* _TASK PROMPT_: From the listing below, tally the lines that include "tutte". Return only the total.

-- BEGIN DATA SECTION --

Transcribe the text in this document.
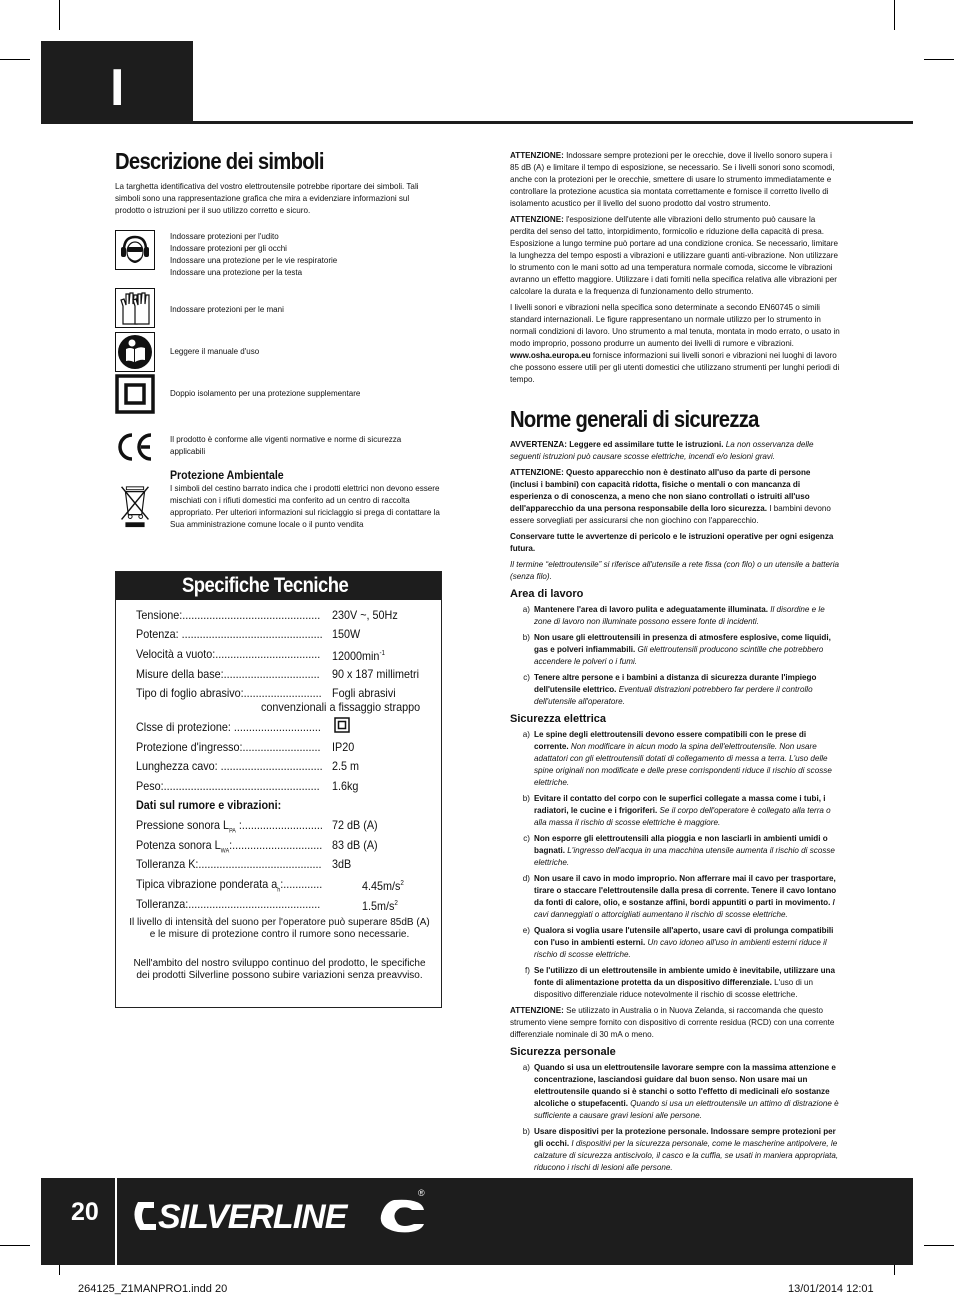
I
Descrizione dei simboli
La targhetta identificativa del vostro elettroutensile potrebbe riportare dei simboli. Tali simboli sono una rappresentazione grafica che mira a evidenziare informazioni sul prodotto o istruzioni per il suo utilizzo corretto e sicuro.
Indossare protezioni per l'udito
Indossare protezioni per gli occhi
Indossare una protezione per le vie respiratorie
Indossare una protezione per la testa
Indossare protezioni per le mani
Leggere il manuale d'uso
Doppio isolamento per una protezione supplementare
Il prodotto è conforme alle vigenti normative e norme di sicurezza applicabili
Protezione Ambientale
I simboli del cestino barrato indica che i prodotti elettrici non devono essere mischiati con i rifiuti domestici ma conferito ad un centro di raccolta appropriato. Per ulteriori informazioni sul riciclaggio si prega di contattare la Sua amministrazione comune locale o il punto vendita
Specifiche Tecniche
Tensione:.............................................. 230V ~, 50Hz
Potenza: ............................................... 150W
Velocità a vuoto:................................... $12000\min^{-1}$
Misure della base:................................ 90 x 187 millimetri
Tipo di foglio abrasivo:.......................... Fogli abrasivi
convenzionali a fissaggio strappo
Clsse di protezione: .............................
Protezione d'ingresso:.......................... IP20
Lunghezza cavo: .................................. 2.5 m
Peso:.................................................... 1.6kg
Dati sul rumore e vibrazioni:
Pressione sonora $L_{PA}$ :........................... 72 dB (A)
Potenza sonora $L_{WA}$:.............................. 83 dB (A)
Tolleranza K:......................................... 3dB
Tipica vibrazione ponderata $a_h$:.............	$4.45m/s^2$
Tolleranza:............................................	$1.5m/s^2$
Il livello di intensità del suono per l'operatore può superare 85dB (A) e le misure di protezione contro il rumore sono necessarie.
Nell'ambito del nostro sviluppo continuo del prodotto, le specifiche dei prodotti Silverline possono subire variazioni senza preavviso.

ATTENZIONE: Indossare sempre protezioni per le orecchie, dove il livello sonoro supera i 85 dB (A) e limitare il tempo di esposizione, se necessario. Se i livelli sonori sono scomodi, anche con la protezioni per le orecchie, smettere di usare lo strumento immediatamente e controllare la protezione acustica sia montata correttamente e fornisce il corretto livello di isolamento acustico per il livello del suono prodotto dal vostro strumento.

ATTENZIONE: l'esposizione dell'utente alle vibrazioni dello strumento può causare la perdita del senso del tatto, intorpidimento, formicolio e riduzione della capacità di presa. Esposizione a lungo termine può portare ad una condizione cronica. Se necessario, limitare la lunghezza del tempo esposti a vibrazioni e utilizzare guanti anti-vibrazione. Non utilizzare lo strumento con le mani sotto ad una temperatura normale comoda, siccome le vibrazioni avranno un effetto maggiore. Utilizzare i dati forniti nella specifica relativa alle vibrazioni per calcolare la durata e la frequenza di funzionamento dello strumento.

I livelli sonori e vibrazioni nella specifica sono determinate a secondo EN60745 o simili standard internazionali. Le figure rappresentano un normale utilizzo per lo strumento in normali condizioni di lavoro. Uno strumento a mal tenuta, montata in modo errato, o usato in modo improprio, possono produrre un aumento dei livelli di rumore e vibrazioni. www.osha.europa.eu fornisce informazioni sui livelli sonori e vibrazioni nei luoghi di lavoro che possono essere utili per gli utenti domestici che utilizzano strumenti per lunghi periodi di tempo.

Norme generali di sicurezza

AVVERTENZA: Leggere ed assimilare tutte le istruzioni. La non osservanza delle seguenti istruzioni può causare scosse elettriche, incendi e/o lesioni gravi.

ATTENZIONE: Questo apparecchio non è destinato all'uso da parte di persone (inclusi i bambini) con capacità ridotta, fisiche o mentali o con mancanza di esperienza o di conoscenza, a meno che non siano controllati o istruiti all'uso dell'apparecchio da una persona responsabile della loro sicurezza. I bambini devono essere sorvegliati per assicurarsi che non giochino con l'apparecchio.

Conservare tutte le avvertenze di pericolo e le istruzioni operative per ogni esigenza futura.

Il termine “elettroutensile” si riferisce all'utensile a rete fissa (con filo) o un utensile a batteria (senza filo).

Area di lavoro
a) Mantenere l'area di lavoro pulita e adeguatamente illuminata. Il disordine e le zone di lavoro non illuminate possono essere fonte di incidenti.
b) Non usare gli elettroutensili in presenza di atmosfere esplosive, come liquidi, gas e polveri infiammabili. Gli elettroutensili producono scintille che potrebbero accendere le polveri o i fumi.
c) Tenere altre persone e i bambini a distanza di sicurezza durante l'impiego dell'utensile elettrico. Eventuali distrazioni potrebbero far perdere il controllo dell'utensile all'operatore.
Sicurezza elettrica
a) Le spine degli elettroutensili devono essere compatibili con le prese di corrente. Non modificare in alcun modo la spina dell'elettroutensile. Non usare adattatori con gli elettroutensili dotati di collegamento di messa a terra. L'uso delle spine originali non modificate e delle prese corrispondenti riduce il rischio di scosse elettriche.
b) Evitare il contatto del corpo con le superfici collegate a massa come i tubi, i radiatori, le cucine e i frigoriferi. Se il corpo dell'operatore è collegato alla terra o alla massa il rischio di scosse elettriche è maggiore.
c) Non esporre gli elettroutensili alla pioggia e non lasciarli in ambienti umidi o bagnati. L'ingresso dell'acqua in una macchina utensile aumenta il rischio di scosse elettriche.
d) Non usare il cavo in modo improprio. Non afferrare mai il cavo per trasportare, tirare o staccare l'elettroutensile dalla presa di corrente. Tenere il cavo lontano da fonti di calore, olio, e sostanze affini, bordi appuntiti o parti in movimento. / cavi danneggiati o attorcigliati aumentano il rischio di scosse elettriche.
e) Qualora si voglia usare l'utensile all'aperto, usare cavi di prolunga compatibili con l'uso in ambienti esterni. Un cavo idoneo all'uso in ambienti esterni riduce il rischio di scosse elettriche.
f) Se l'utilizzo di un elettroutensile in ambiente umido è inevitabile, utilizzare una fonte di alimentazione protetta da un dispositivo differenziale. L'uso di un dispositivo differenziale riduce notevolmente il rischio di scosse elettriche.

ATTENZIONE: Se utilizzato in Australia o in Nuova Zelanda, si raccomanda che questo strumento viene sempre fornito con dispositivo di corrente residua (RCD) con una corrente differenziale nominale di 30 mA o meno.

Sicurezza personale
a) Quando si usa un elettroutensile lavorare sempre con la massima attenzione e concentrazione, lasciandosi guidare dal buon senso. Non usare mai un elettroutensile quando si è stanchi o sotto l'effetto di medicinali e/o sostanze alcoliche o stupefacenti. Quando si usa un elettroutensile un attimo di distrazione è sufficiente a causare gravi lesioni alle persone.
b) Usare dispositivi per la protezione personale. Indossare sempre protezioni per gli occhi. I dispositivi per la sicurezza personale, come le mascherine antipolvere, le calzature di sicurezza antiscivolo, il casco e la cuffia, se usati in maniera appropriata, riducono i rischi di lesioni alle persone.
20 SILVERLINE
®
264125_Z1MANPRO1.indd 20	13/01/2014 12:01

-- END DATA SECTION --

* _THE ANSWER_: 2